• [Data extracted from a collection]:
━━━━━━━━━━━━━━━━
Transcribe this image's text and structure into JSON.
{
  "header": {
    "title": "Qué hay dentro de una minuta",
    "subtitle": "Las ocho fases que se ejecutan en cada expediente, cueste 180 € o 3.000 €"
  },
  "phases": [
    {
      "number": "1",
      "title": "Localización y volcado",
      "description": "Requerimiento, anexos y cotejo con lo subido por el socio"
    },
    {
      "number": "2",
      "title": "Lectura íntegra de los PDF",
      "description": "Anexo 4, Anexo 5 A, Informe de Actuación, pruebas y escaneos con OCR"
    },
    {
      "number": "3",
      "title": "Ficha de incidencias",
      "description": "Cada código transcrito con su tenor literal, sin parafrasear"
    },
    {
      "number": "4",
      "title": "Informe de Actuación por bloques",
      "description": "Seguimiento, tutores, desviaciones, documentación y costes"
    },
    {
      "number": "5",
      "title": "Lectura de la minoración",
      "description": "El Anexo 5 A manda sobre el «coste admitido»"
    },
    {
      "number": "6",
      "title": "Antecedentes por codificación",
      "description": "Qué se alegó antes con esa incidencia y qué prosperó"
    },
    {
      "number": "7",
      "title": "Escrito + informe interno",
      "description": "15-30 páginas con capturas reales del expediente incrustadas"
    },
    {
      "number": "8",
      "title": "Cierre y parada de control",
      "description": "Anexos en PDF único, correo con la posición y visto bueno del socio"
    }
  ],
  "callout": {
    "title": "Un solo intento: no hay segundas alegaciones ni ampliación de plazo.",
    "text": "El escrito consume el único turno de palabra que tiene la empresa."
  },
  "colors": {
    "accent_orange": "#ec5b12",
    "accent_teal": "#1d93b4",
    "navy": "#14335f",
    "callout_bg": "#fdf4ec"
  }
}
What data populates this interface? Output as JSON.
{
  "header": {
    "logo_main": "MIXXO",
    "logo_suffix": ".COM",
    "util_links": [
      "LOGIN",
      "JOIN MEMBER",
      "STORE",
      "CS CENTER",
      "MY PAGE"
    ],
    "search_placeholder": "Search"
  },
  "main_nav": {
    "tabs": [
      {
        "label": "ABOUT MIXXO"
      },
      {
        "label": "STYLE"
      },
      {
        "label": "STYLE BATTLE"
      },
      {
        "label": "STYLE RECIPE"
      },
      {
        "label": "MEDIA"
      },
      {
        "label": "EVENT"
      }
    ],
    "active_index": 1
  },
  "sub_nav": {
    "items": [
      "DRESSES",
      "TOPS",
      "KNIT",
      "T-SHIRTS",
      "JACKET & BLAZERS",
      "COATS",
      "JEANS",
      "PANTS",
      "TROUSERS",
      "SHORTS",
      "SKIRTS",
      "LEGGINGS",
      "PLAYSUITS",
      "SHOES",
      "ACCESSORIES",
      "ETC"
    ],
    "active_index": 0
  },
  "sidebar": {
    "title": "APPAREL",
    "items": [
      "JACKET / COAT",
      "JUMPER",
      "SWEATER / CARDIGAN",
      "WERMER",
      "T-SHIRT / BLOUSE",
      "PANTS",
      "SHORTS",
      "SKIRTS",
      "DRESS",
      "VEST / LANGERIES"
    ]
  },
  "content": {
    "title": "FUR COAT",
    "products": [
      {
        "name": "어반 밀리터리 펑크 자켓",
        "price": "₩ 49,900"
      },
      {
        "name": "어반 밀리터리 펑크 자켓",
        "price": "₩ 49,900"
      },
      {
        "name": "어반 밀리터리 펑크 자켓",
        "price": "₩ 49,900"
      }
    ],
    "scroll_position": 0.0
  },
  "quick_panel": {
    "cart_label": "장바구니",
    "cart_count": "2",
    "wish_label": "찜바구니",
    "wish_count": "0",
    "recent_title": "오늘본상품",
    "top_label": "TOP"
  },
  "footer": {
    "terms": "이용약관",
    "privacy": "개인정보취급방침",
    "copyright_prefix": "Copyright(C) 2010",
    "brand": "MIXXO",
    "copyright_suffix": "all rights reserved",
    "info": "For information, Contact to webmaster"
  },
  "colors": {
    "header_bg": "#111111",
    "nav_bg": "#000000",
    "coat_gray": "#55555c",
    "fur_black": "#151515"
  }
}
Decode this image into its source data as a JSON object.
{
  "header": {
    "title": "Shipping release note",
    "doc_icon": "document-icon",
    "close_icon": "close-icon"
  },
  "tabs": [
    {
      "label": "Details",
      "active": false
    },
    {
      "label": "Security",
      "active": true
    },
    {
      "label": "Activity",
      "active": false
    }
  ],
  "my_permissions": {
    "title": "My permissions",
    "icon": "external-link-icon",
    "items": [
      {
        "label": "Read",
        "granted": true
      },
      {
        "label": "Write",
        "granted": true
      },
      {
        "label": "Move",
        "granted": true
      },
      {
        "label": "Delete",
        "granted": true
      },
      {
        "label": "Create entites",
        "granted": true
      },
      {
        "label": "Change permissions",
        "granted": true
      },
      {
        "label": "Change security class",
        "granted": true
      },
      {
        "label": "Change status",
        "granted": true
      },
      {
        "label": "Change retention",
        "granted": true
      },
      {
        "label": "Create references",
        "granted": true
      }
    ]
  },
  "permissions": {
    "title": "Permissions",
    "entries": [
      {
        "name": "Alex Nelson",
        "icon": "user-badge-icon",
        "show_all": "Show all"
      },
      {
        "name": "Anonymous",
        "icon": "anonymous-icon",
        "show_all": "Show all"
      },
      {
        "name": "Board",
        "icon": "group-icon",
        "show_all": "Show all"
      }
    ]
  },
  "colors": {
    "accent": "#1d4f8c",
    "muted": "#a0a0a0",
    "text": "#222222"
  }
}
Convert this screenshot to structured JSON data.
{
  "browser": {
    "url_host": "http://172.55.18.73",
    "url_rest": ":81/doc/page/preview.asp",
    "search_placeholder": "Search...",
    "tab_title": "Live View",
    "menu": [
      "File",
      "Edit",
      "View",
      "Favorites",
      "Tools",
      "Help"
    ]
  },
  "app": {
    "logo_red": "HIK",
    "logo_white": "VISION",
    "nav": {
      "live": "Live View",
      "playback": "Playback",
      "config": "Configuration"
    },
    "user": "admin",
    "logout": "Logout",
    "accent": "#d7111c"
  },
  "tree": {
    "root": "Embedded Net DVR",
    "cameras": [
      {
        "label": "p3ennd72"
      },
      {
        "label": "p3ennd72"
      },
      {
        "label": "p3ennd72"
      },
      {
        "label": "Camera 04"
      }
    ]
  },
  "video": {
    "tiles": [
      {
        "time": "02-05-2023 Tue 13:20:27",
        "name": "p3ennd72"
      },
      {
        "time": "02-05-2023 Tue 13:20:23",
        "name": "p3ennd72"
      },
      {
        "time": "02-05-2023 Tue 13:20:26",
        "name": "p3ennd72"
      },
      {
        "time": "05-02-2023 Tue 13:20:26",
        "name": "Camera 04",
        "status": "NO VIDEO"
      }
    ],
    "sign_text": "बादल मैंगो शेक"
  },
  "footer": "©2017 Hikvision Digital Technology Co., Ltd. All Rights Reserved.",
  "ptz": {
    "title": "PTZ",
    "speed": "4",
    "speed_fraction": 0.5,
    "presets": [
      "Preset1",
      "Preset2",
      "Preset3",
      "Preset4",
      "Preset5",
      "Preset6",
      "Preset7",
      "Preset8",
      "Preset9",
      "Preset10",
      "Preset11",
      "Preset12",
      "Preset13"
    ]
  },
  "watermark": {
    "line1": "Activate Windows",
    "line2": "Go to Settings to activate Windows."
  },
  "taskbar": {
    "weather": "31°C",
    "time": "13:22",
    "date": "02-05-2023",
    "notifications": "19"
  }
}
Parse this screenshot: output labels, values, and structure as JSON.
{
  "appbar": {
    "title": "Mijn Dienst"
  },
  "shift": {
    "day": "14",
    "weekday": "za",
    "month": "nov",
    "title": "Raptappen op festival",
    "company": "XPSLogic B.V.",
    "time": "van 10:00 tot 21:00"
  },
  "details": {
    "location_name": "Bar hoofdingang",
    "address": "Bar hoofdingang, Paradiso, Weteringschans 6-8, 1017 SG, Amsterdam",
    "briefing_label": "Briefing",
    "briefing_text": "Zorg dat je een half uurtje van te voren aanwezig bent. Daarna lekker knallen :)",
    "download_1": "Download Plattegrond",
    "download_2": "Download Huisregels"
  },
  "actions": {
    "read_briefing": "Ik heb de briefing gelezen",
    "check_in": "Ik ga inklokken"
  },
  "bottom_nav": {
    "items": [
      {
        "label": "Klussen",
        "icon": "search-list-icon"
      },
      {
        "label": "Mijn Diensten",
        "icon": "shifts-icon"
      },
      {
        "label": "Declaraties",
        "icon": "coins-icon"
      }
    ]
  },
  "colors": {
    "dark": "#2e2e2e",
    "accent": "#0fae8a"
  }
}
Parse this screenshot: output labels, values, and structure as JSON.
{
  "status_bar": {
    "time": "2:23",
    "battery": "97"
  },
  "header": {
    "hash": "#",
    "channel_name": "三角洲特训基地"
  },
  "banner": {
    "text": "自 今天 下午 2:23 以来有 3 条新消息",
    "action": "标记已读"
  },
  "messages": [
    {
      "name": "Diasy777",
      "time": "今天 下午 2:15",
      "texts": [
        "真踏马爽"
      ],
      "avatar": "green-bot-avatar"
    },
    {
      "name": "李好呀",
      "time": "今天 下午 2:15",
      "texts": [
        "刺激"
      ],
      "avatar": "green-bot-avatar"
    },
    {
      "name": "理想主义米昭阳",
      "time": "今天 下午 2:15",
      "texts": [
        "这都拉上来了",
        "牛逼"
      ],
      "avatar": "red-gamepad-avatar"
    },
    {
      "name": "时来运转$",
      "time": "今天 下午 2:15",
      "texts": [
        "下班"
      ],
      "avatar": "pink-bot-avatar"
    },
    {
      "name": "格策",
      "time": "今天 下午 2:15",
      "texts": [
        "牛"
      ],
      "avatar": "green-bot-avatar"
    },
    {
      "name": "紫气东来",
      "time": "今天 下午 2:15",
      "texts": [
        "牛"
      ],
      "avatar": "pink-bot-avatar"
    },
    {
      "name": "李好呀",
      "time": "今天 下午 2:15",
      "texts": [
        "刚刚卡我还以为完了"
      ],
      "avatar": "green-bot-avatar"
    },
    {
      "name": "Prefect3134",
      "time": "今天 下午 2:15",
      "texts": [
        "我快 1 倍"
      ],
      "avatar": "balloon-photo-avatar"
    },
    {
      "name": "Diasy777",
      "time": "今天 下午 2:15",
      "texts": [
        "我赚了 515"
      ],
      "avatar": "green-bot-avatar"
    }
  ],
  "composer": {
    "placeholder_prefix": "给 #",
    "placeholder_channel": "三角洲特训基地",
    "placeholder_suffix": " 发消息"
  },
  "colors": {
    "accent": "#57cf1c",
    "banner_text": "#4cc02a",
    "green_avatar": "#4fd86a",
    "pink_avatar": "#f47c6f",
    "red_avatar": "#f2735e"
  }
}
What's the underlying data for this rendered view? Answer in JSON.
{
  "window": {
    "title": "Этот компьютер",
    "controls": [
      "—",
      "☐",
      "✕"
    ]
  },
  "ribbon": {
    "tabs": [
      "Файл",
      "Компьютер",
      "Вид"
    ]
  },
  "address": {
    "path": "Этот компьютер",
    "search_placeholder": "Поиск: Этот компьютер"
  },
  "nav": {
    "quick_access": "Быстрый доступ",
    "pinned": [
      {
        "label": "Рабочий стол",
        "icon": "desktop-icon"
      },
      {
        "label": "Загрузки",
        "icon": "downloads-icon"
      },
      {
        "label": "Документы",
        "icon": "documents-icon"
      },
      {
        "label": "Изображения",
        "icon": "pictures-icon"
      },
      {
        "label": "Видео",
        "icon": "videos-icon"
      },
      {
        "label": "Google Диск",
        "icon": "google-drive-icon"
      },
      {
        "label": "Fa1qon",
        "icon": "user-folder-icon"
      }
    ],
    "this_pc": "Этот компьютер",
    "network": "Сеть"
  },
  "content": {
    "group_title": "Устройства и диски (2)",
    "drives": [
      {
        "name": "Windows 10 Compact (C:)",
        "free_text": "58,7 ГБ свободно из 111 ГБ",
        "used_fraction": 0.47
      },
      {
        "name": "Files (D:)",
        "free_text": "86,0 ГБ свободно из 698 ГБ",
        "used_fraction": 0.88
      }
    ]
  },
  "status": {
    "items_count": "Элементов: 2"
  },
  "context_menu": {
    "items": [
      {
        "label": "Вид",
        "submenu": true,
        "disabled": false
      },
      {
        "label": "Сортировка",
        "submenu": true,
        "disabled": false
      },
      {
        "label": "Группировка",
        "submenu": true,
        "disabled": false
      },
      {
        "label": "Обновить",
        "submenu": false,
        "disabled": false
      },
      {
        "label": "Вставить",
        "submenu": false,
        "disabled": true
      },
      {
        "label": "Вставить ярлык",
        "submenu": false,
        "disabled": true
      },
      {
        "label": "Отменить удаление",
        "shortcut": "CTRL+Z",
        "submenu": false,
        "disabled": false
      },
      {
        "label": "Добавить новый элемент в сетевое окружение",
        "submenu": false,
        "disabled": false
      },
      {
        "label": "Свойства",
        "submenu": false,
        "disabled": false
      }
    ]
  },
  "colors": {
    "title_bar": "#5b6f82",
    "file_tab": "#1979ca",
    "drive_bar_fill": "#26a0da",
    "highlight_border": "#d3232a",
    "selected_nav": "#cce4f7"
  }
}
━━━━━━━━━━━━━━━━
Across the entries, how many lines contain "Create"? Reply with the number only.

2